§ **INSTRUCTIONS TO FOLLOW**
Lines that hold the string "overlay" are to be counted; give only their number.

Figure content listings
______________________________

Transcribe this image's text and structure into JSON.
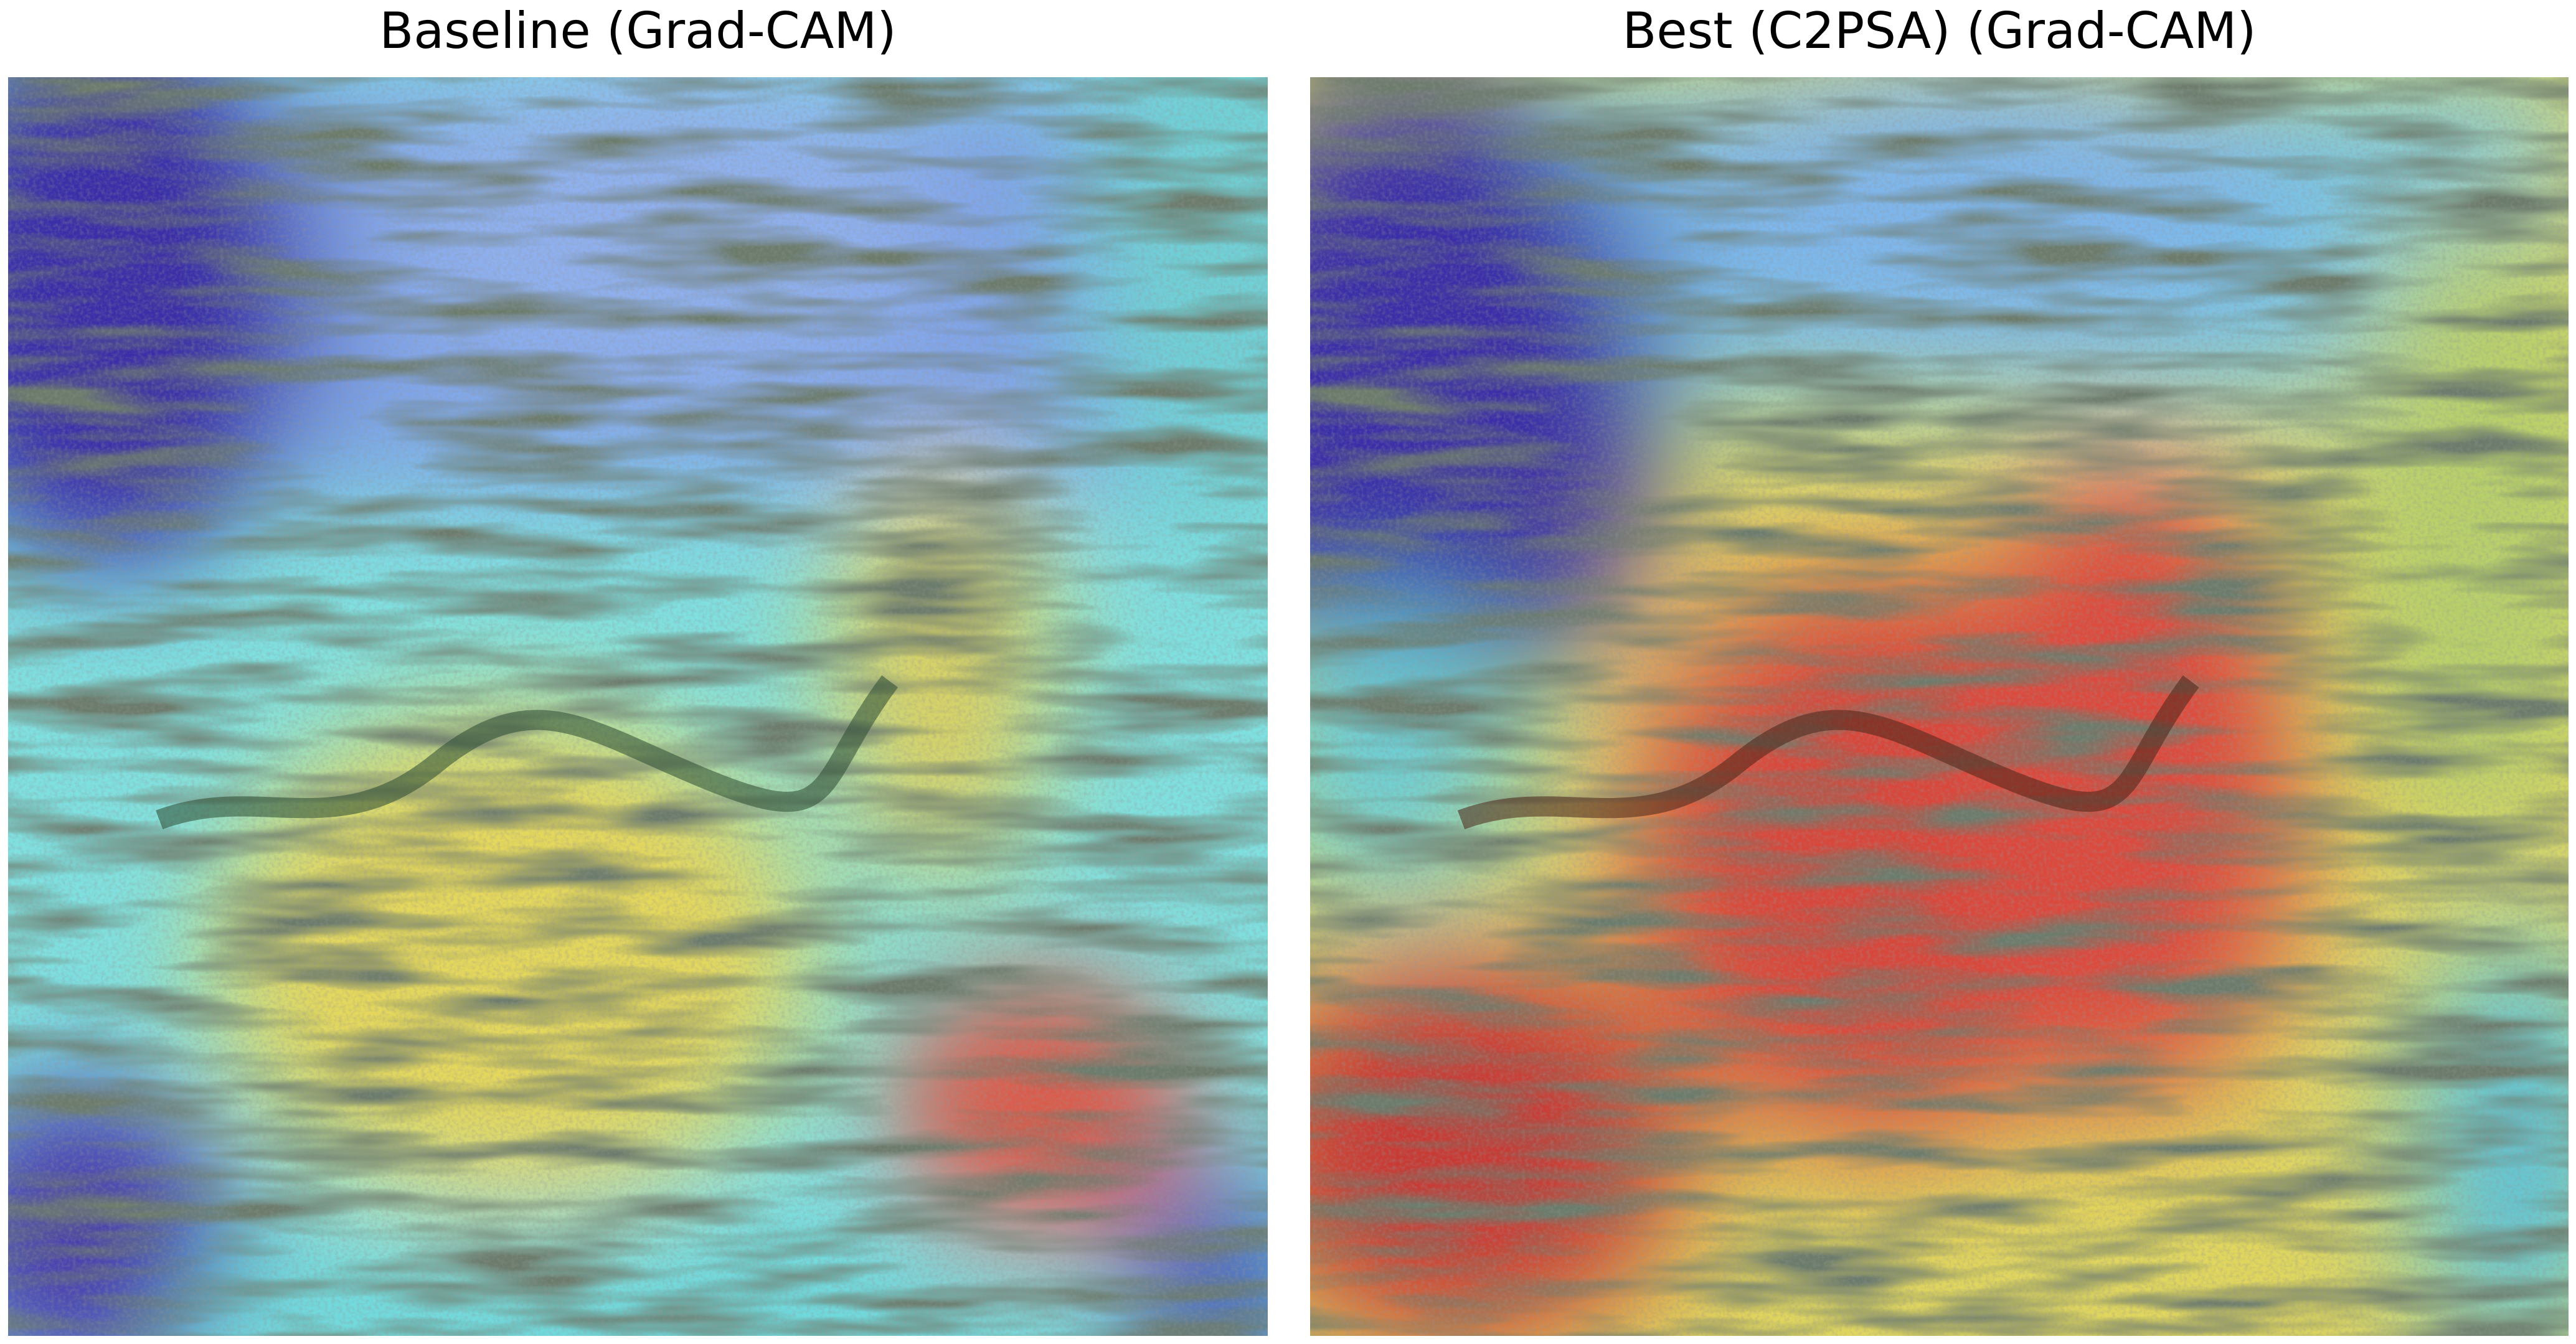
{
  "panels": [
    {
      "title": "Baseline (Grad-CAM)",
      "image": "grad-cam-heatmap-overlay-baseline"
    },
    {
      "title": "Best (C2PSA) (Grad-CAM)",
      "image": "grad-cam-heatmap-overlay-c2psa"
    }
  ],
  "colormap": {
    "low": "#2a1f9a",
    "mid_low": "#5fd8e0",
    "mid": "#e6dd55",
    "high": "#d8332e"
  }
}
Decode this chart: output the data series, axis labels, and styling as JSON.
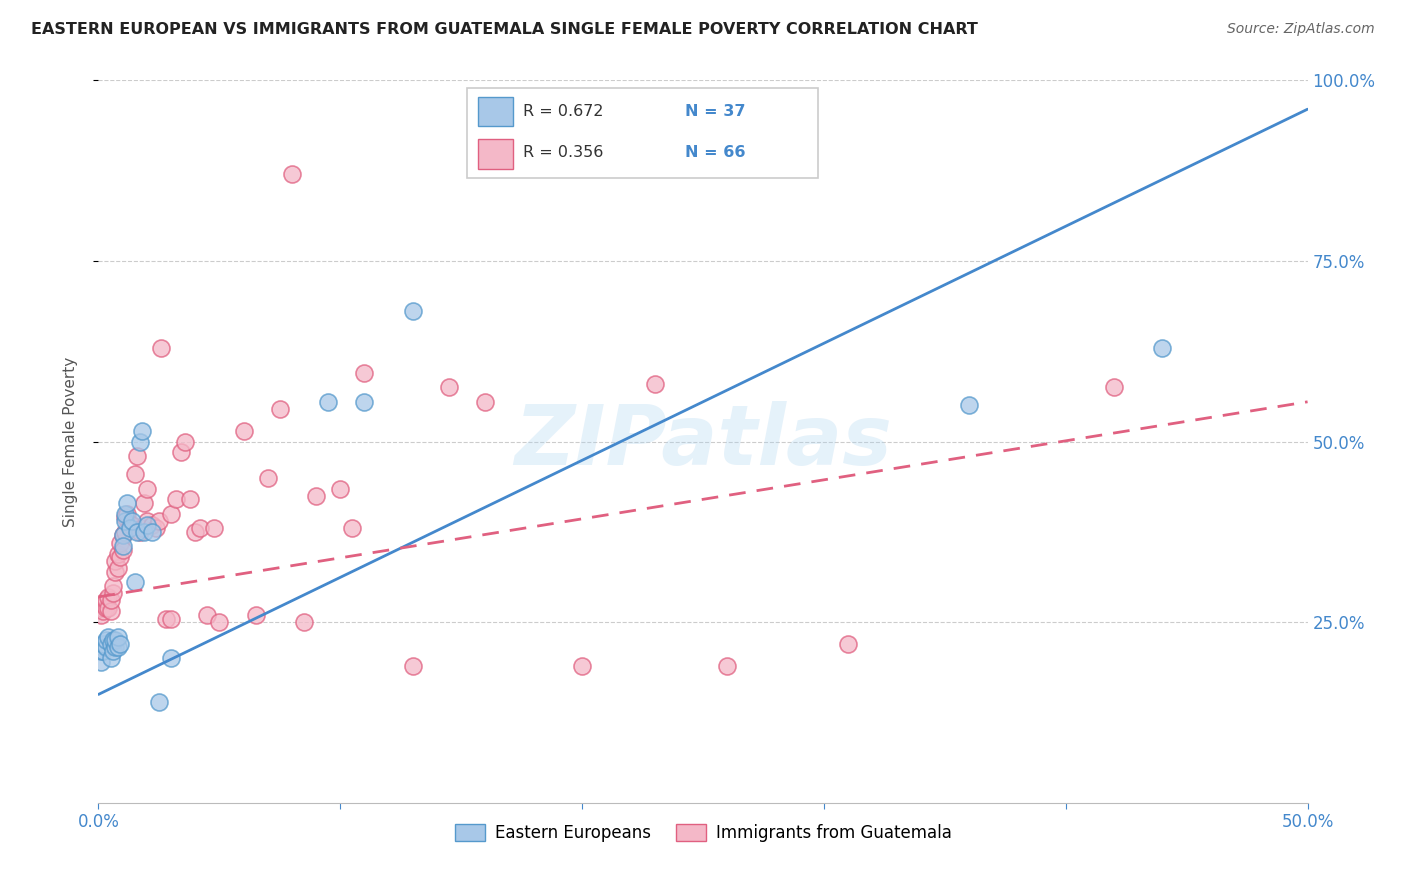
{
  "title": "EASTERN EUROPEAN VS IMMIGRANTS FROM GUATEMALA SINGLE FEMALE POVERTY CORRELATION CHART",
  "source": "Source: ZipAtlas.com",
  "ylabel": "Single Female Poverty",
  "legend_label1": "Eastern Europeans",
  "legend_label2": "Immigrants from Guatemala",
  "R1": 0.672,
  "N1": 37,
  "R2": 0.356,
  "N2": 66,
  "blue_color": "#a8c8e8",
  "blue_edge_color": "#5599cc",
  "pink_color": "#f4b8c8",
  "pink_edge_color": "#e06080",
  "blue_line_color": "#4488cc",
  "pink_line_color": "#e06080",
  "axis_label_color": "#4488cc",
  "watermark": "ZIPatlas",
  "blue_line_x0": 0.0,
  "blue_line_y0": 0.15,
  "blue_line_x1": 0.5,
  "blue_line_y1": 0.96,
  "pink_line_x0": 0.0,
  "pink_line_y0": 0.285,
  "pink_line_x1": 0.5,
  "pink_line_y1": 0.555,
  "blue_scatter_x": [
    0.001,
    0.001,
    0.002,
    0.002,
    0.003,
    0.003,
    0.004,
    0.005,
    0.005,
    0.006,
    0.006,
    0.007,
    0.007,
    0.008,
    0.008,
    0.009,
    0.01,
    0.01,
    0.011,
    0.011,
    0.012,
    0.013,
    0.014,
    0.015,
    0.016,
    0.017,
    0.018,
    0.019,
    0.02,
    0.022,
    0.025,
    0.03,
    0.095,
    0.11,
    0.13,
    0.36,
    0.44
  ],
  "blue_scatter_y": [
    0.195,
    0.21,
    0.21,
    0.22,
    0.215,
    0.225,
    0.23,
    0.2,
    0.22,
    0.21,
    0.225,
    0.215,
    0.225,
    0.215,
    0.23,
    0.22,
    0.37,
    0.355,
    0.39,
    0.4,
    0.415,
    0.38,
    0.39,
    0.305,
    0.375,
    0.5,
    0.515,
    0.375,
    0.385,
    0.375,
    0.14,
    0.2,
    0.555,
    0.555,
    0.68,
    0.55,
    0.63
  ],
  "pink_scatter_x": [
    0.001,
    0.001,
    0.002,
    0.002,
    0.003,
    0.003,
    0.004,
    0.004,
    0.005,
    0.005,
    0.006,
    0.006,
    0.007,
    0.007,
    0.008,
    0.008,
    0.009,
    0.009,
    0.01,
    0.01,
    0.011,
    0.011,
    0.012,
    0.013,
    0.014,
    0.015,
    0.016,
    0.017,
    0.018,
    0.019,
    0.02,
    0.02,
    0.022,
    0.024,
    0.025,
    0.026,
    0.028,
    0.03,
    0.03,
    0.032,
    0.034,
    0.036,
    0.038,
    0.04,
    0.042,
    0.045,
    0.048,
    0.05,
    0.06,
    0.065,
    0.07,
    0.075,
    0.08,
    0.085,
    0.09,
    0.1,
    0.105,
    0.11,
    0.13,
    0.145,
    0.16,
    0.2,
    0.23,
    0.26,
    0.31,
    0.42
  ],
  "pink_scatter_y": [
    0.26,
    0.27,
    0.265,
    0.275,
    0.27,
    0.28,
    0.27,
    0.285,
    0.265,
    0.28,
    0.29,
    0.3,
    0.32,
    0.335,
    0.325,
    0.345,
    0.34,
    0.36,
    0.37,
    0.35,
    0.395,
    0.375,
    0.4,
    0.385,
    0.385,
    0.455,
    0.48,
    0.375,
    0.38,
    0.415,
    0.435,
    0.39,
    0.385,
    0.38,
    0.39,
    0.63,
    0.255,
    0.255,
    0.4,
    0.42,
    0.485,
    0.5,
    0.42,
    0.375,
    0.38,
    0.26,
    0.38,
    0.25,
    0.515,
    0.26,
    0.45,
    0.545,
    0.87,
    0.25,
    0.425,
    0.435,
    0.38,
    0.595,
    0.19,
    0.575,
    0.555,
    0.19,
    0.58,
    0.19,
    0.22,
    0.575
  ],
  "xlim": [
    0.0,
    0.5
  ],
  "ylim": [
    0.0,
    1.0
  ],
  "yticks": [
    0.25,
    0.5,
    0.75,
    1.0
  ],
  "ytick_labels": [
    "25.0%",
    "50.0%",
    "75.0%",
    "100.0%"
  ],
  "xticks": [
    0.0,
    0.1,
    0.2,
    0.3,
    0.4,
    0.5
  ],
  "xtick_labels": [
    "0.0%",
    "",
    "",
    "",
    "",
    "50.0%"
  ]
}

______________________________

§ **FULL SOLUTION**
2